**Required work**
Identify every line in the records below that contains the word "condition", and reproduce each one.

───── Raw records

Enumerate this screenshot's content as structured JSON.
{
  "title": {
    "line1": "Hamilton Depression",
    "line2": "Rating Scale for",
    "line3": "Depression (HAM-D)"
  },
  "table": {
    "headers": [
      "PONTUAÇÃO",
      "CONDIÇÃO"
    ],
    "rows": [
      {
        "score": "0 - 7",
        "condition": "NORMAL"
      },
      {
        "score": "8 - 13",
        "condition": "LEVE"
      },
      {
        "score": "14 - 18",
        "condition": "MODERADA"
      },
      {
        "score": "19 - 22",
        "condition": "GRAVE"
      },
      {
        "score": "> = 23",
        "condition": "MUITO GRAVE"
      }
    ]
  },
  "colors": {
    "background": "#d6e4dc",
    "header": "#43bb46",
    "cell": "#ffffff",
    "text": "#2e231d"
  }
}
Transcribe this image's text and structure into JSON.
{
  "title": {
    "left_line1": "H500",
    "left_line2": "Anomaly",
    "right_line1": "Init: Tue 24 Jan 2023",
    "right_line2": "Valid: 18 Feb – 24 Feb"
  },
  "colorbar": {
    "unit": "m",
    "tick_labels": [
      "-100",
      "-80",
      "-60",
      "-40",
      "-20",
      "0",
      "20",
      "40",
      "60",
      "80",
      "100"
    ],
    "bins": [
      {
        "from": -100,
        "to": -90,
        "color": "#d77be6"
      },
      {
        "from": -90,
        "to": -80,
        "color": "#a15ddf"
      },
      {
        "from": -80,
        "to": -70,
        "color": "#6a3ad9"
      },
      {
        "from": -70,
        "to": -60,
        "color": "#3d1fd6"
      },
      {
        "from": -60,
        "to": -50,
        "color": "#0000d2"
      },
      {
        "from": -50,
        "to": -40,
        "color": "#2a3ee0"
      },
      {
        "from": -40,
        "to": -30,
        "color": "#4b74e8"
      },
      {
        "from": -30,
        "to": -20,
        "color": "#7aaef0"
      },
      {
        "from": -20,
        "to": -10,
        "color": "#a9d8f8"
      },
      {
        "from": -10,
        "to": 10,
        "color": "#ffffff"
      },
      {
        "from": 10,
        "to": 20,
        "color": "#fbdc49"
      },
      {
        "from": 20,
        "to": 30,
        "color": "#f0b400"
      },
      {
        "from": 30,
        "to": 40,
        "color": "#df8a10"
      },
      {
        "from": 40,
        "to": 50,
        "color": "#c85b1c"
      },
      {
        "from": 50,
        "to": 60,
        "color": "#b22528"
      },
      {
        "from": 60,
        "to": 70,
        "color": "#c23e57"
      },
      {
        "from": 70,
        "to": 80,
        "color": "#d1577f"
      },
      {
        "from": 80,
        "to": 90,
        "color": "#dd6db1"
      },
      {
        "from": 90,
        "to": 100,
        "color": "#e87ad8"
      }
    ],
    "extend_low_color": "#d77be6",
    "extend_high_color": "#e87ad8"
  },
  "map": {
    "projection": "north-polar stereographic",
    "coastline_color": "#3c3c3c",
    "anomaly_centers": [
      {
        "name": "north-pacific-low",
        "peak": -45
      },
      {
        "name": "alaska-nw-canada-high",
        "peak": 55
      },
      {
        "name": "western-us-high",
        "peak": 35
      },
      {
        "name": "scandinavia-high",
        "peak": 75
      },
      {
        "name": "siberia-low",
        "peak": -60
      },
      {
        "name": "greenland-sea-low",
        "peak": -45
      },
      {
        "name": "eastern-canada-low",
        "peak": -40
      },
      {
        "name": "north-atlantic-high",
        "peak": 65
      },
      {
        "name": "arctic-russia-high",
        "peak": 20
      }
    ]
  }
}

──────────

**Answer to this task**
        "condition": "NORMAL"
        "condition": "LEVE"
        "condition": "MODERADA"
        "condition": "GRAVE"
        "condition": "MUITO GRAVE"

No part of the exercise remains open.